* Start Record extracts *

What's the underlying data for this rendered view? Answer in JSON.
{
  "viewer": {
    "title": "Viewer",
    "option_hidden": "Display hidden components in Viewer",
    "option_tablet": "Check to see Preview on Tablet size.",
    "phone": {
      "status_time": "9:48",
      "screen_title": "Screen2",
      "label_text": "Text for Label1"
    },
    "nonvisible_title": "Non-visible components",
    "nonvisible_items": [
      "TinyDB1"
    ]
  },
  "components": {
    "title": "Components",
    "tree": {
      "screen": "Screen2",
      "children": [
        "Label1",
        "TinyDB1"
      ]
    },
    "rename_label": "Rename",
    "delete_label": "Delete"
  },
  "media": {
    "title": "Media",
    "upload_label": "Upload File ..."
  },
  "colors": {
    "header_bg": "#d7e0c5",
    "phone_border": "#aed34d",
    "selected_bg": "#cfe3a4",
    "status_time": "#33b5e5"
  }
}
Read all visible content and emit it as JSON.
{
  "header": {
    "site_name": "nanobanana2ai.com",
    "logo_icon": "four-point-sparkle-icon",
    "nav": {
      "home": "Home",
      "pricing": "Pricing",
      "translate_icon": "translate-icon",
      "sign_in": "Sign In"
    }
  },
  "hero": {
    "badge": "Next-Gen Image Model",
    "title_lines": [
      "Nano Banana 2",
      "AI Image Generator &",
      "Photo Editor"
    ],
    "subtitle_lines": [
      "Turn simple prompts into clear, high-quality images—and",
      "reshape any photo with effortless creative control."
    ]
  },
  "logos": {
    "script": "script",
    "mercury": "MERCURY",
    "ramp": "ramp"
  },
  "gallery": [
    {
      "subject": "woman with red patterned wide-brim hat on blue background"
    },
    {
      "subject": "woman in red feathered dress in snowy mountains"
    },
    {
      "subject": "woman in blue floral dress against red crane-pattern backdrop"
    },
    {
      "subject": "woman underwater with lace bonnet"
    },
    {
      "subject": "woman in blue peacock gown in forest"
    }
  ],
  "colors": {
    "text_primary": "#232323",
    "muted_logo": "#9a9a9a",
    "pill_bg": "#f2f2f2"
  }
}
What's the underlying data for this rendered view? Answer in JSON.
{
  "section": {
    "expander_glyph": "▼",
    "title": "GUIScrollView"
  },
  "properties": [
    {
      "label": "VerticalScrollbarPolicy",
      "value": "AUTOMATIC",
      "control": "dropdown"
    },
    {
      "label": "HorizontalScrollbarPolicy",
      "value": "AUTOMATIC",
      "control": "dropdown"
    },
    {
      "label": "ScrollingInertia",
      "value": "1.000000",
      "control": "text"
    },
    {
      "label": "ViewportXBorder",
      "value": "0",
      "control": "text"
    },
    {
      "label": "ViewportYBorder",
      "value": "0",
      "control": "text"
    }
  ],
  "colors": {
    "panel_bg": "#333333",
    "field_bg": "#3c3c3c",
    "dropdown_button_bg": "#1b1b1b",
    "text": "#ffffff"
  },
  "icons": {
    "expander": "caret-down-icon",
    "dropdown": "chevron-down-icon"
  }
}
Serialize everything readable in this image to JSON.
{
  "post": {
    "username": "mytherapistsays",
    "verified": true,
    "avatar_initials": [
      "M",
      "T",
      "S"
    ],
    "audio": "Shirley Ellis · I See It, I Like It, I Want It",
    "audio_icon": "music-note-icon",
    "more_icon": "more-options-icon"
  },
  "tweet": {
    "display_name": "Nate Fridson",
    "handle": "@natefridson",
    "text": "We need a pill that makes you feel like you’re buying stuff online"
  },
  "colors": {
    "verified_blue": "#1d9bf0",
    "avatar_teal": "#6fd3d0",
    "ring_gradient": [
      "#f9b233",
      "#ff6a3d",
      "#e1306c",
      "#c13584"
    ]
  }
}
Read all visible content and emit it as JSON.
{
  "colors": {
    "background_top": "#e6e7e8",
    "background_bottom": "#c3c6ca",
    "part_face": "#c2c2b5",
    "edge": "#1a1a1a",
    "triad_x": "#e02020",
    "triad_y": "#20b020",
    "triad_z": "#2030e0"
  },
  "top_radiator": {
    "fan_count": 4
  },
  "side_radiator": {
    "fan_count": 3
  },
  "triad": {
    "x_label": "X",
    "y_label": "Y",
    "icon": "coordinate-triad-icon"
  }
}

* End Record extracts *

Set problem:
Retype the records that precede this task, keeping them exactly the same.

Exercise solution:
What's the underlying data for this rendered view? Answer in JSON.
{
  "viewer": {
    "title": "Viewer",
    "option_hidden": "Display hidden components in Viewer",
    "option_tablet": "Check to see Preview on Tablet size.",
    "phone": {
      "status_time": "9:48",
      "screen_title": "Screen2",
      "label_text": "Text for Label1"
    },
    "nonvisible_title": "Non-visible components",
    "nonvisible_items": [
      "TinyDB1"
    ]
  },
  "components": {
    "title": "Components",
    "tree": {
      "screen": "Screen2",
      "children": [
        "Label1",
        "TinyDB1"
      ]
    },
    "rename_label": "Rename",
    "delete_label": "Delete"
  },
  "media": {
    "title": "Media",
    "upload_label": "Upload File ..."
  },
  "colors": {
    "header_bg": "#d7e0c5",
    "phone_border": "#aed34d",
    "selected_bg": "#cfe3a4",
    "status_time": "#33b5e5"
  }
}
Read all visible content and emit it as JSON.
{
  "header": {
    "site_name": "nanobanana2ai.com",
    "logo_icon": "four-point-sparkle-icon",
    "nav": {
      "home": "Home",
      "pricing": "Pricing",
      "translate_icon": "translate-icon",
      "sign_in": "Sign In"
    }
  },
  "hero": {
    "badge": "Next-Gen Image Model",
    "title_lines": [
      "Nano Banana 2",
      "AI Image Generator &",
      "Photo Editor"
    ],
    "subtitle_lines": [
      "Turn simple prompts into clear, high-quality images—and",
      "reshape any photo with effortless creative control."
    ]
  },
  "logos": {
    "script": "script",
    "mercury": "MERCURY",
    "ramp": "ramp"
  },
  "gallery": [
    {
      "subject": "woman with red patterned wide-brim hat on blue background"
    },
    {
      "subject": "woman in red feathered dress in snowy mountains"
    },
    {
      "subject": "woman in blue floral dress against red crane-pattern backdrop"
    },
    {
      "subject": "woman underwater with lace bonnet"
    },
    {
      "subject": "woman in blue peacock gown in forest"
    }
  ],
  "colors": {
    "text_primary": "#232323",
    "muted_logo": "#9a9a9a",
    "pill_bg": "#f2f2f2"
  }
}
What's the underlying data for this rendered view? Answer in JSON.
{
  "section": {
    "expander_glyph": "▼",
    "title": "GUIScrollView"
  },
  "properties": [
    {
      "label": "VerticalScrollbarPolicy",
      "value": "AUTOMATIC",
      "control": "dropdown"
    },
    {
      "label": "HorizontalScrollbarPolicy",
      "value": "AUTOMATIC",
      "control": "dropdown"
    },
    {
      "label": "ScrollingInertia",
      "value": "1.000000",
      "control": "text"
    },
    {
      "label": "ViewportXBorder",
      "value": "0",
      "control": "text"
    },
    {
      "label": "ViewportYBorder",
      "value": "0",
      "control": "text"
    }
  ],
  "colors": {
    "panel_bg": "#333333",
    "field_bg": "#3c3c3c",
    "dropdown_button_bg": "#1b1b1b",
    "text": "#ffffff"
  },
  "icons": {
    "expander": "caret-down-icon",
    "dropdown": "chevron-down-icon"
  }
}
Serialize everything readable in this image to JSON.
{
  "post": {
    "username": "mytherapistsays",
    "verified": true,
    "avatar_initials": [
      "M",
      "T",
      "S"
    ],
    "audio": "Shirley Ellis · I See It, I Like It, I Want It",
    "audio_icon": "music-note-icon",
    "more_icon": "more-options-icon"
  },
  "tweet": {
    "display_name": "Nate Fridson",
    "handle": "@natefridson",
    "text": "We need a pill that makes you feel like you’re buying stuff online"
  },
  "colors": {
    "verified_blue": "#1d9bf0",
    "avatar_teal": "#6fd3d0",
    "ring_gradient": [
      "#f9b233",
      "#ff6a3d",
      "#e1306c",
      "#c13584"
    ]
  }
}
Read all visible content and emit it as JSON.
{
  "colors": {
    "background_top": "#e6e7e8",
    "background_bottom": "#c3c6ca",
    "part_face": "#c2c2b5",
    "edge": "#1a1a1a",
    "triad_x": "#e02020",
    "triad_y": "#20b020",
    "triad_z": "#2030e0"
  },
  "top_radiator": {
    "fan_count": 4
  },
  "side_radiator": {
    "fan_count": 3
  },
  "triad": {
    "x_label": "X",
    "y_label": "Y",
    "icon": "coordinate-triad-icon"
  }
}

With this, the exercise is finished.